[start of Task input]

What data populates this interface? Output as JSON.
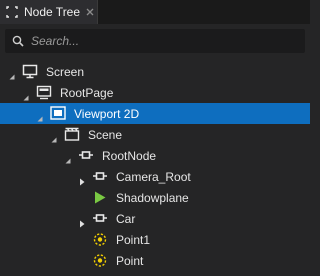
{
  "tab": {
    "label": "Node Tree",
    "close_glyph": "×"
  },
  "search": {
    "placeholder": "Search...",
    "value": ""
  },
  "colors": {
    "selection": "#0e6ebf",
    "icon_white": "#e8e8e8",
    "icon_green": "#7ac943",
    "icon_yellow": "#f5d100"
  },
  "tree": [
    {
      "label": "Screen",
      "icon": "monitor-icon",
      "depth": 0,
      "arrow": "expanded"
    },
    {
      "label": "RootPage",
      "icon": "page-icon",
      "depth": 1,
      "arrow": "expanded"
    },
    {
      "label": "Viewport 2D",
      "icon": "viewport-2d-icon",
      "depth": 2,
      "arrow": "expanded",
      "selected": true
    },
    {
      "label": "Scene",
      "icon": "scene-icon",
      "depth": 3,
      "arrow": "expanded"
    },
    {
      "label": "RootNode",
      "icon": "node-icon",
      "depth": 4,
      "arrow": "expanded"
    },
    {
      "label": "Camera_Root",
      "icon": "node-icon",
      "depth": 5,
      "arrow": "collapsed"
    },
    {
      "label": "Shadowplane",
      "icon": "mesh-icon",
      "depth": 5,
      "arrow": "none"
    },
    {
      "label": "Car",
      "icon": "node-icon",
      "depth": 5,
      "arrow": "collapsed"
    },
    {
      "label": "Point1",
      "icon": "point-light-icon",
      "depth": 5,
      "arrow": "none"
    },
    {
      "label": "Point",
      "icon": "point-light-icon",
      "depth": 5,
      "arrow": "none"
    }
  ]
}
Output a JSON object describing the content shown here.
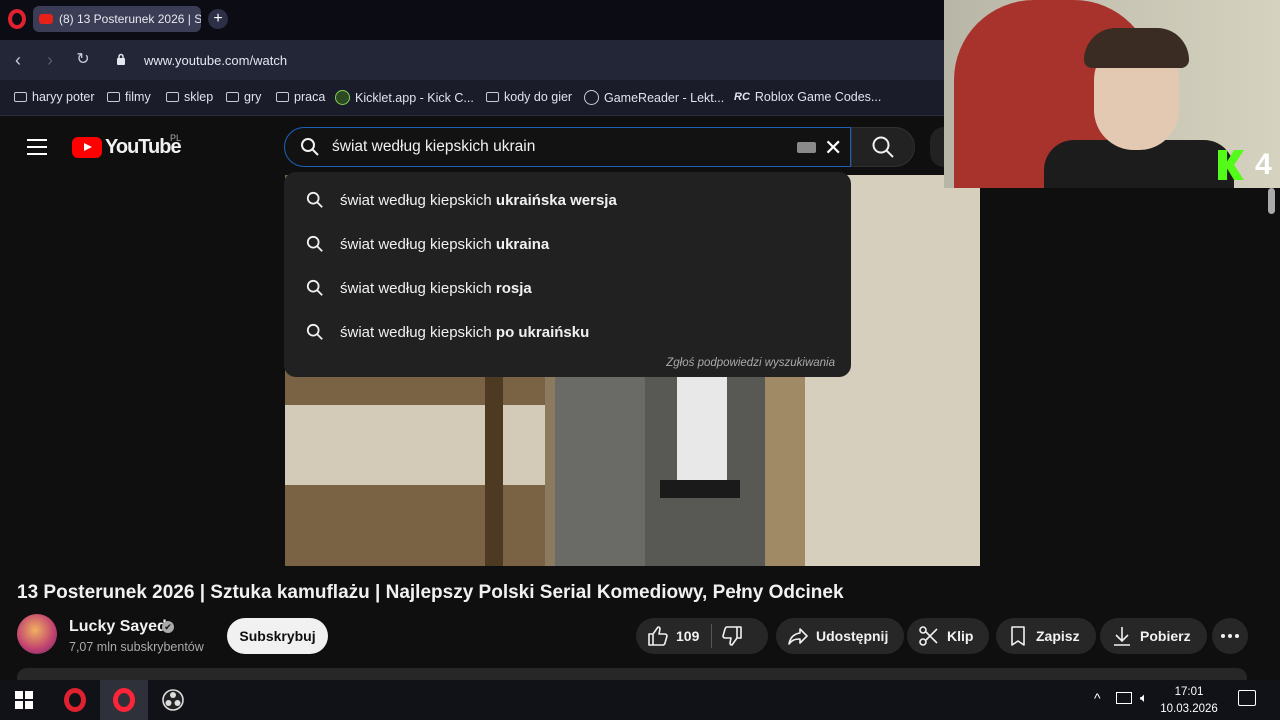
{
  "browser": {
    "tab_title": "(8) 13 Posterunek 2026 | S",
    "new_tab": "+",
    "url": "www.youtube.com/watch",
    "bookmarks": [
      {
        "label": "haryy poter",
        "icon": "folder-icon"
      },
      {
        "label": "filmy",
        "icon": "folder-icon"
      },
      {
        "label": "sklep",
        "icon": "folder-icon"
      },
      {
        "label": "gry",
        "icon": "folder-icon"
      },
      {
        "label": "praca",
        "icon": "folder-icon"
      },
      {
        "label": "Kicklet.app - Kick C...",
        "icon": "kicklet-icon"
      },
      {
        "label": "kody do gier",
        "icon": "folder-icon"
      },
      {
        "label": "GameReader - Lekt...",
        "icon": "gamereader-icon"
      },
      {
        "label": "Roblox Game Codes...",
        "icon": "rc-icon"
      }
    ],
    "rc_badge": "RC"
  },
  "youtube": {
    "logo_text": "YouTube",
    "country": "PL",
    "search_query": "świat według kiepskich ukrain",
    "suggestions": [
      {
        "prefix": "świat według kiepskich ",
        "bold": "ukraińska wersja"
      },
      {
        "prefix": "świat według kiepskich ",
        "bold": "ukraina"
      },
      {
        "prefix": "świat według kiepskich ",
        "bold": "rosja"
      },
      {
        "prefix": "świat według kiepskich ",
        "bold": "po ukraińsku"
      }
    ],
    "report_suggestions": "Zgłoś podpowiedzi wyszukiwania"
  },
  "overlay": {
    "kick_count": "4"
  },
  "video": {
    "title": "13 Posterunek 2026 | Sztuka kamuflażu | Najlepszy Polski Serial Komediowy, Pełny Odcinek",
    "channel": "Lucky Sayed",
    "verified_mark": "✔",
    "subscribers": "7,07 mln subskrybentów",
    "subscribe_label": "Subskrybuj",
    "likes": "109",
    "share_label": "Udostępnij",
    "clip_label": "Klip",
    "save_label": "Zapisz",
    "download_label": "Pobierz"
  },
  "taskbar": {
    "time": "17:01",
    "date": "10.03.2026"
  }
}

[end of Task input]

**What is being asked:** The pictures should not be reproduced; quote all of the other material exactly.

**Written solution:**
What data populates this interface? Output as JSON.
{
  "tab": {
    "label": "Node Tree",
    "close_glyph": "×"
  },
  "search": {
    "placeholder": "Search...",
    "value": ""
  },
  "colors": {
    "selection": "#0e6ebf",
    "icon_white": "#e8e8e8",
    "icon_green": "#7ac943",
    "icon_yellow": "#f5d100"
  },
  "tree": [
    {
      "label": "Screen",
      "icon": "monitor-icon",
      "depth": 0,
      "arrow": "expanded"
    },
    {
      "label": "RootPage",
      "icon": "page-icon",
      "depth": 1,
      "arrow": "expanded"
    },
    {
      "label": "Viewport 2D",
      "icon": "viewport-2d-icon",
      "depth": 2,
      "arrow": "expanded",
      "selected": true
    },
    {
      "label": "Scene",
      "icon": "scene-icon",
      "depth": 3,
      "arrow": "expanded"
    },
    {
      "label": "RootNode",
      "icon": "node-icon",
      "depth": 4,
      "arrow": "expanded"
    },
    {
      "label": "Camera_Root",
      "icon": "node-icon",
      "depth": 5,
      "arrow": "collapsed"
    },
    {
      "label": "Shadowplane",
      "icon": "mesh-icon",
      "depth": 5,
      "arrow": "none"
    },
    {
      "label": "Car",
      "icon": "node-icon",
      "depth": 5,
      "arrow": "collapsed"
    },
    {
      "label": "Point1",
      "icon": "point-light-icon",
      "depth": 5,
      "arrow": "none"
    },
    {
      "label": "Point",
      "icon": "point-light-icon",
      "depth": 5,
      "arrow": "none"
    }
  ]
}
Output a JSON object describing the content shown here.
{
  "browser": {
    "tab_title": "(8) 13 Posterunek 2026 | S",
    "new_tab": "+",
    "url": "www.youtube.com/watch",
    "bookmarks": [
      {
        "label": "haryy poter",
        "icon": "folder-icon"
      },
      {
        "label": "filmy",
        "icon": "folder-icon"
      },
      {
        "label": "sklep",
        "icon": "folder-icon"
      },
      {
        "label": "gry",
        "icon": "folder-icon"
      },
      {
        "label": "praca",
        "icon": "folder-icon"
      },
      {
        "label": "Kicklet.app - Kick C...",
        "icon": "kicklet-icon"
      },
      {
        "label": "kody do gier",
        "icon": "folder-icon"
      },
      {
        "label": "GameReader - Lekt...",
        "icon": "gamereader-icon"
      },
      {
        "label": "Roblox Game Codes...",
        "icon": "rc-icon"
      }
    ],
    "rc_badge": "RC"
  },
  "youtube": {
    "logo_text": "YouTube",
    "country": "PL",
    "search_query": "świat według kiepskich ukrain",
    "suggestions": [
      {
        "prefix": "świat według kiepskich ",
        "bold": "ukraińska wersja"
      },
      {
        "prefix": "świat według kiepskich ",
        "bold": "ukraina"
      },
      {
        "prefix": "świat według kiepskich ",
        "bold": "rosja"
      },
      {
        "prefix": "świat według kiepskich ",
        "bold": "po ukraińsku"
      }
    ],
    "report_suggestions": "Zgłoś podpowiedzi wyszukiwania"
  },
  "overlay": {
    "kick_count": "4"
  },
  "video": {
    "title": "13 Posterunek 2026 | Sztuka kamuflażu | Najlepszy Polski Serial Komediowy, Pełny Odcinek",
    "channel": "Lucky Sayed",
    "verified_mark": "✔",
    "subscribers": "7,07 mln subskrybentów",
    "subscribe_label": "Subskrybuj",
    "likes": "109",
    "share_label": "Udostępnij",
    "clip_label": "Klip",
    "save_label": "Zapisz",
    "download_label": "Pobierz"
  },
  "taskbar": {
    "time": "17:01",
    "date": "10.03.2026"
  }
}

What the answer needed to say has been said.